(Box coordinate listings)
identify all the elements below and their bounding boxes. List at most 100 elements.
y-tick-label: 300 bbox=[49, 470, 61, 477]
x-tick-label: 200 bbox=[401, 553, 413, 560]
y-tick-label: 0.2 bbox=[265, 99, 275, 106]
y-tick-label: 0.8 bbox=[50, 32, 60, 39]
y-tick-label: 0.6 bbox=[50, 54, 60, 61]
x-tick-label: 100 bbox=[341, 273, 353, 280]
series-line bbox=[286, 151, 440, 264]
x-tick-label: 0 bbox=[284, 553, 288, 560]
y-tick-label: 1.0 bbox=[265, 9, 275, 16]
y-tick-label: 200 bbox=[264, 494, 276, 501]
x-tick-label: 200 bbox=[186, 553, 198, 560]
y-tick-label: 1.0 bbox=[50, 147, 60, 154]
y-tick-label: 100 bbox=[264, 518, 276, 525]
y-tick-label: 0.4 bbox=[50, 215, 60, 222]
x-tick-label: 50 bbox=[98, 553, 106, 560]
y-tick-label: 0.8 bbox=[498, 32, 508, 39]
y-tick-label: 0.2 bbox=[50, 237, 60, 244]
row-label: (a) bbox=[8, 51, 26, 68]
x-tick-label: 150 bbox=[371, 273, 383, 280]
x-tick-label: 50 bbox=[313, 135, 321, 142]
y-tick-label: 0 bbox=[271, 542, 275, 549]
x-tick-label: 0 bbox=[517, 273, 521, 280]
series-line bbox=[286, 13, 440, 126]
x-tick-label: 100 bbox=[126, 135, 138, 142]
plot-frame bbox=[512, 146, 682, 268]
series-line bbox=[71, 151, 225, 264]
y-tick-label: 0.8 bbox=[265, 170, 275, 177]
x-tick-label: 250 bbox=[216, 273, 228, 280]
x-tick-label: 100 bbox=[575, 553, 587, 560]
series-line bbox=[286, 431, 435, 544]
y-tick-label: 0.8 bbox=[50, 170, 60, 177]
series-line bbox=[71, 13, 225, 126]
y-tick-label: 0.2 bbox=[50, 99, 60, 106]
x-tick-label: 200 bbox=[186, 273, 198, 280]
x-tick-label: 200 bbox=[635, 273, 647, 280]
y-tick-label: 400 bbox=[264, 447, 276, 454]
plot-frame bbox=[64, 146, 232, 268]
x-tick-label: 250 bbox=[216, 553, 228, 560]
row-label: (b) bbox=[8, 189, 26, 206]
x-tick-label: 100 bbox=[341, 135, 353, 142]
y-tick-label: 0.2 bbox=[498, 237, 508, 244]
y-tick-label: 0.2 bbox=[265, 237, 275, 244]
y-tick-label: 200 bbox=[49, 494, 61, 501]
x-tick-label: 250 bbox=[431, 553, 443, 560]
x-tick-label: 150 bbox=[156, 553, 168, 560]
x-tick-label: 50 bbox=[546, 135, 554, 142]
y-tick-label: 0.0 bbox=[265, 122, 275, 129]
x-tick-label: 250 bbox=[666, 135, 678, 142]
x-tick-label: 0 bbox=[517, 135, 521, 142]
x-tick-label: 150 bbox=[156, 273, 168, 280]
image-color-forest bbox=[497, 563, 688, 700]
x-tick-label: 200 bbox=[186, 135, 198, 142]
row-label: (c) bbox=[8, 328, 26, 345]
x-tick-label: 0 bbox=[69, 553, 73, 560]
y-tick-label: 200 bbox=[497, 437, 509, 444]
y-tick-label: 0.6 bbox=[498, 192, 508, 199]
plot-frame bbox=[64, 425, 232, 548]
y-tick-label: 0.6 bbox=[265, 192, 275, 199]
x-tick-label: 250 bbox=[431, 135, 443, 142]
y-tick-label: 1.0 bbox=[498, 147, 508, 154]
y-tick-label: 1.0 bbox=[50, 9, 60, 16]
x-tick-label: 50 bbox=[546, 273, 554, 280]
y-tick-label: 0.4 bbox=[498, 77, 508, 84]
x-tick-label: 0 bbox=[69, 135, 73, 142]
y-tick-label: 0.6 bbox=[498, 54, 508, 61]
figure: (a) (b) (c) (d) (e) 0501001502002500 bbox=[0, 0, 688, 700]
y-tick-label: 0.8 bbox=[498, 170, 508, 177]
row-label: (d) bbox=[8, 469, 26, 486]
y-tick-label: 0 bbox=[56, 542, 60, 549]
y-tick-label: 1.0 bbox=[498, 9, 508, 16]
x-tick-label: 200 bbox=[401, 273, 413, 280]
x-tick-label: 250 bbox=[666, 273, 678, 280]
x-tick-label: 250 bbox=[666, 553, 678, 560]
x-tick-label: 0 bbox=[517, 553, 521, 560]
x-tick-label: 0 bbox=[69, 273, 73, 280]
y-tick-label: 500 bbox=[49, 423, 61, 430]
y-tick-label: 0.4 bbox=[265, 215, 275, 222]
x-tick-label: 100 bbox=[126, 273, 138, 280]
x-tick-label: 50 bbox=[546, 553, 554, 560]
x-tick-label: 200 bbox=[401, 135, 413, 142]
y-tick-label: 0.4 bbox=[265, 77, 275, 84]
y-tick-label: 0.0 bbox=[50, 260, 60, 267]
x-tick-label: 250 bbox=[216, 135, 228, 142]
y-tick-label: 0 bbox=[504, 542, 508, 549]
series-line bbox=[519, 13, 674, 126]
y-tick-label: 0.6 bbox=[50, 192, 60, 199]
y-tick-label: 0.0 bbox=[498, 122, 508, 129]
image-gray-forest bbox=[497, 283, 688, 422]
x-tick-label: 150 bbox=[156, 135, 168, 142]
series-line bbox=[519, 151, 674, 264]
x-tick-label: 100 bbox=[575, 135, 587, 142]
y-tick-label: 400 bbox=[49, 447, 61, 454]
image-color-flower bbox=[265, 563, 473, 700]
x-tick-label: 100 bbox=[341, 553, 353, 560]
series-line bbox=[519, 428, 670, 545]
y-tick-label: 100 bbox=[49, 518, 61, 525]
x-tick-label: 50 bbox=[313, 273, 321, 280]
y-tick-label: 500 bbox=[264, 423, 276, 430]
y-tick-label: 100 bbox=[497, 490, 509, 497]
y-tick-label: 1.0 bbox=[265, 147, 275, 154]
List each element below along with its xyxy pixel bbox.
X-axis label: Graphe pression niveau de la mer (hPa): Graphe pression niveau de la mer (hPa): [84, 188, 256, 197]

▶ [Goal]:
Reproduce every line of the box coordinate listings above, character for character, keeping their original order.

▶ [Answer to the exercise]:
identify all the elements below and their bounding boxes. List at most 100 elements.
y-tick-label: 300 bbox=[49, 470, 61, 477]
x-tick-label: 200 bbox=[401, 553, 413, 560]
y-tick-label: 0.2 bbox=[265, 99, 275, 106]
y-tick-label: 0.8 bbox=[50, 32, 60, 39]
y-tick-label: 0.6 bbox=[50, 54, 60, 61]
x-tick-label: 100 bbox=[341, 273, 353, 280]
series-line bbox=[286, 151, 440, 264]
x-tick-label: 0 bbox=[284, 553, 288, 560]
y-tick-label: 1.0 bbox=[265, 9, 275, 16]
y-tick-label: 200 bbox=[264, 494, 276, 501]
x-tick-label: 200 bbox=[186, 553, 198, 560]
y-tick-label: 1.0 bbox=[50, 147, 60, 154]
y-tick-label: 100 bbox=[264, 518, 276, 525]
y-tick-label: 0.4 bbox=[50, 215, 60, 222]
x-tick-label: 50 bbox=[98, 553, 106, 560]
y-tick-label: 0.8 bbox=[498, 32, 508, 39]
y-tick-label: 0.2 bbox=[50, 237, 60, 244]
row-label: (a) bbox=[8, 51, 26, 68]
x-tick-label: 150 bbox=[371, 273, 383, 280]
x-tick-label: 50 bbox=[313, 135, 321, 142]
y-tick-label: 0 bbox=[271, 542, 275, 549]
x-tick-label: 0 bbox=[517, 273, 521, 280]
series-line bbox=[286, 13, 440, 126]
x-tick-label: 100 bbox=[126, 135, 138, 142]
plot-frame bbox=[512, 146, 682, 268]
series-line bbox=[71, 151, 225, 264]
y-tick-label: 0.8 bbox=[265, 170, 275, 177]
x-tick-label: 250 bbox=[216, 273, 228, 280]
x-tick-label: 100 bbox=[575, 553, 587, 560]
series-line bbox=[286, 431, 435, 544]
y-tick-label: 0.8 bbox=[50, 170, 60, 177]
series-line bbox=[71, 13, 225, 126]
y-tick-label: 0.2 bbox=[50, 99, 60, 106]
x-tick-label: 200 bbox=[186, 273, 198, 280]
x-tick-label: 200 bbox=[635, 273, 647, 280]
y-tick-label: 400 bbox=[264, 447, 276, 454]
plot-frame bbox=[64, 146, 232, 268]
x-tick-label: 250 bbox=[216, 553, 228, 560]
row-label: (b) bbox=[8, 189, 26, 206]
x-tick-label: 100 bbox=[341, 135, 353, 142]
y-tick-label: 0.2 bbox=[498, 237, 508, 244]
y-tick-label: 0.2 bbox=[265, 237, 275, 244]
y-tick-label: 200 bbox=[49, 494, 61, 501]
x-tick-label: 250 bbox=[431, 553, 443, 560]
x-tick-label: 150 bbox=[156, 553, 168, 560]
x-tick-label: 50 bbox=[546, 135, 554, 142]
y-tick-label: 0.0 bbox=[265, 122, 275, 129]
x-tick-label: 250 bbox=[666, 135, 678, 142]
x-tick-label: 0 bbox=[517, 135, 521, 142]
x-tick-label: 150 bbox=[156, 273, 168, 280]
image-color-forest bbox=[497, 563, 688, 700]
x-tick-label: 200 bbox=[186, 135, 198, 142]
row-label: (c) bbox=[8, 328, 26, 345]
x-tick-label: 0 bbox=[69, 553, 73, 560]
y-tick-label: 200 bbox=[497, 437, 509, 444]
y-tick-label: 0.6 bbox=[498, 192, 508, 199]
plot-frame bbox=[64, 425, 232, 548]
y-tick-label: 0.6 bbox=[265, 192, 275, 199]
x-tick-label: 250 bbox=[431, 135, 443, 142]
y-tick-label: 1.0 bbox=[498, 147, 508, 154]
y-tick-label: 1.0 bbox=[50, 9, 60, 16]
x-tick-label: 50 bbox=[546, 273, 554, 280]
y-tick-label: 0.4 bbox=[498, 77, 508, 84]
x-tick-label: 0 bbox=[69, 135, 73, 142]
y-tick-label: 0.6 bbox=[498, 54, 508, 61]
figure: (a) (b) (c) (d) (e) 0501001502002500 bbox=[0, 0, 688, 700]
y-tick-label: 0.8 bbox=[498, 170, 508, 177]
row-label: (d) bbox=[8, 469, 26, 486]
y-tick-label: 0 bbox=[56, 542, 60, 549]
y-tick-label: 1.0 bbox=[498, 9, 508, 16]
x-tick-label: 200 bbox=[401, 273, 413, 280]
x-tick-label: 250 bbox=[666, 273, 678, 280]
x-tick-label: 250 bbox=[666, 553, 678, 560]
x-tick-label: 0 bbox=[517, 553, 521, 560]
x-tick-label: 0 bbox=[69, 273, 73, 280]
y-tick-label: 500 bbox=[49, 423, 61, 430]
y-tick-label: 0.4 bbox=[265, 215, 275, 222]
x-tick-label: 100 bbox=[126, 273, 138, 280]
x-tick-label: 50 bbox=[546, 553, 554, 560]
x-tick-label: 200 bbox=[401, 135, 413, 142]
y-tick-label: 0.4 bbox=[265, 77, 275, 84]
y-tick-label: 0.0 bbox=[50, 260, 60, 267]
x-tick-label: 250 bbox=[216, 135, 228, 142]
y-tick-label: 0 bbox=[504, 542, 508, 549]
series-line bbox=[519, 13, 674, 126]
y-tick-label: 0.6 bbox=[50, 192, 60, 199]
y-tick-label: 0.0 bbox=[498, 122, 508, 129]
image-gray-forest bbox=[497, 283, 688, 422]
x-tick-label: 150 bbox=[156, 135, 168, 142]
series-line bbox=[519, 151, 674, 264]
x-tick-label: 100 bbox=[575, 135, 587, 142]
y-tick-label: 400 bbox=[49, 447, 61, 454]
image-color-flower bbox=[265, 563, 473, 700]
x-tick-label: 100 bbox=[341, 553, 353, 560]
series-line bbox=[519, 428, 670, 545]
y-tick-label: 100 bbox=[49, 518, 61, 525]
x-tick-label: 50 bbox=[313, 273, 321, 280]
y-tick-label: 500 bbox=[264, 423, 276, 430]
y-tick-label: 100 bbox=[497, 490, 509, 497]
y-tick-label: 1.0 bbox=[265, 147, 275, 154]
List each element below along with its xyxy pixel bbox.
X-axis label: Graphe pression niveau de la mer (hPa): Graphe pression niveau de la mer (hPa): [84, 188, 256, 197]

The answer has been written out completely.